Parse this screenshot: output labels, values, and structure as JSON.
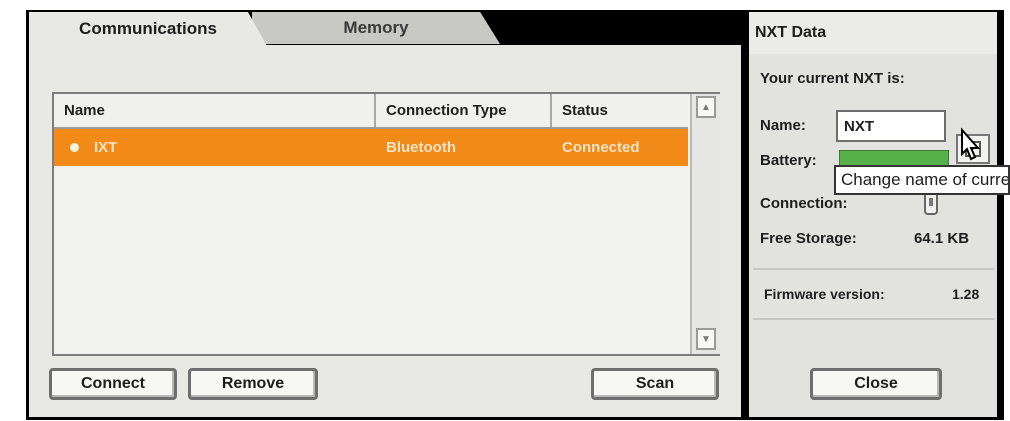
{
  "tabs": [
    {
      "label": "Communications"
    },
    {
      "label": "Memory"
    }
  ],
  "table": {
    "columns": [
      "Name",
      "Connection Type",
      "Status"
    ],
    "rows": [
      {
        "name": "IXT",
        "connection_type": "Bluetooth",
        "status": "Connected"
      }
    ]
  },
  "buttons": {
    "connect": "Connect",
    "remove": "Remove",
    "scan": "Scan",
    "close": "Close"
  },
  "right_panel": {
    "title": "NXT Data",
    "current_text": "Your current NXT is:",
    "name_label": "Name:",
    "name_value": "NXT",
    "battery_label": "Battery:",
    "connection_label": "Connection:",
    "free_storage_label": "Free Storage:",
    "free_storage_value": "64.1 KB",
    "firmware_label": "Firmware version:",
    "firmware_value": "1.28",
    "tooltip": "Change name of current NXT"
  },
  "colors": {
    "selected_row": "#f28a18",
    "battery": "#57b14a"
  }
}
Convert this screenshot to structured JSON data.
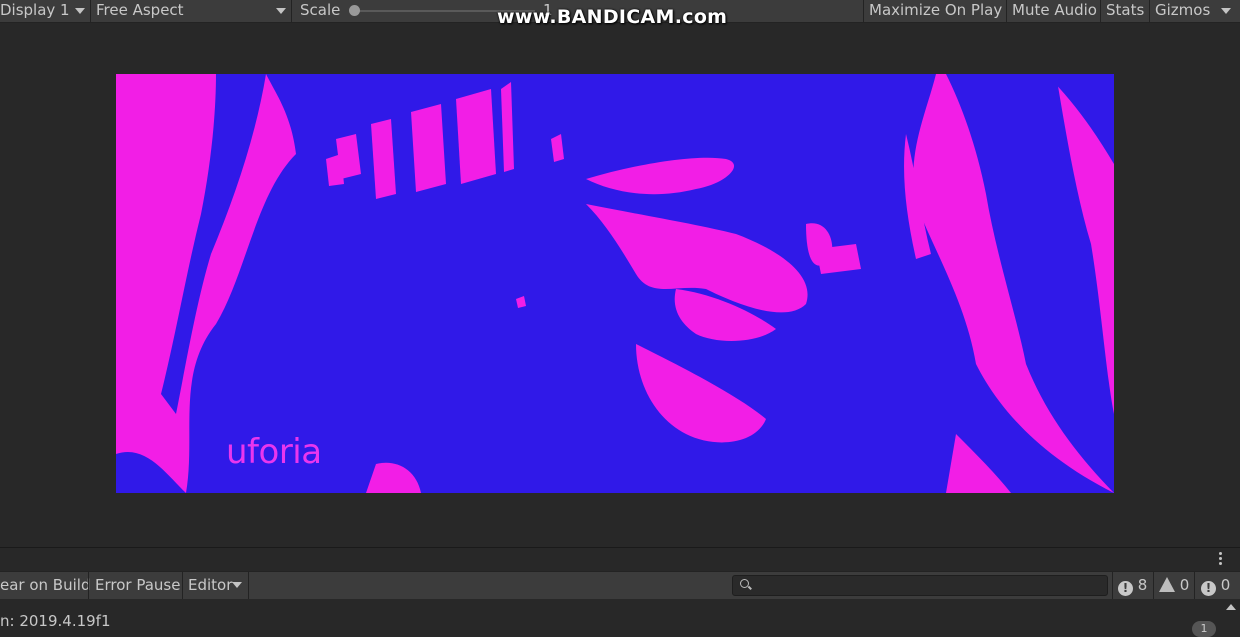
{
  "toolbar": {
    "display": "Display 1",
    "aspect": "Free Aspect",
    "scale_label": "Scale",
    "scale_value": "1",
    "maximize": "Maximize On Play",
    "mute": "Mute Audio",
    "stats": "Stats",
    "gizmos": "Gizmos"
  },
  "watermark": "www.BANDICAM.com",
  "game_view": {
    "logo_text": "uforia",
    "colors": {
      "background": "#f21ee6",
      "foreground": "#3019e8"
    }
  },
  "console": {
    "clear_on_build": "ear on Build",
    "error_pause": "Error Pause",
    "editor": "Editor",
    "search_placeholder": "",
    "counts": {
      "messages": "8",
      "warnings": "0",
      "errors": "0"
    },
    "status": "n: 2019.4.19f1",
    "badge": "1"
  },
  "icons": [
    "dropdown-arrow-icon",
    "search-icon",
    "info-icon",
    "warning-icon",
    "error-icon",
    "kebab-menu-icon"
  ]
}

::::

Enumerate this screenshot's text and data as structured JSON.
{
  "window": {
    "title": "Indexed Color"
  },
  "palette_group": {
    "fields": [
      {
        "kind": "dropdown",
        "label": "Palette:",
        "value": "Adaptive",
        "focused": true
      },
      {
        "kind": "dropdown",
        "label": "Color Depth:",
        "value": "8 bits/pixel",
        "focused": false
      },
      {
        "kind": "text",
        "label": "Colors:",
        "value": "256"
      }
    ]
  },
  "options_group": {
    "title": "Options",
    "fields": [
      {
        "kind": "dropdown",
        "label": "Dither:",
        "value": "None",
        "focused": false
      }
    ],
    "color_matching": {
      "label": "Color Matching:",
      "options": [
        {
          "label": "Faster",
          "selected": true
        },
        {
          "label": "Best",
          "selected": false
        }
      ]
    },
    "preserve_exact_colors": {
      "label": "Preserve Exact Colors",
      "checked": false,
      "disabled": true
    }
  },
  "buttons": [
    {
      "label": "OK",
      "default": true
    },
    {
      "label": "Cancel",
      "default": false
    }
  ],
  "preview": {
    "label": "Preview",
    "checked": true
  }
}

::::

Task objective ▸
Show all lines from the records above where the word "screenshot" occurs.

Full output ▸
Parse this screenshot: output labels, values, and structure as JSON.
Convert this screenshot to structured JSON data.
Enumerate this screenshot's text and data as structured JSON.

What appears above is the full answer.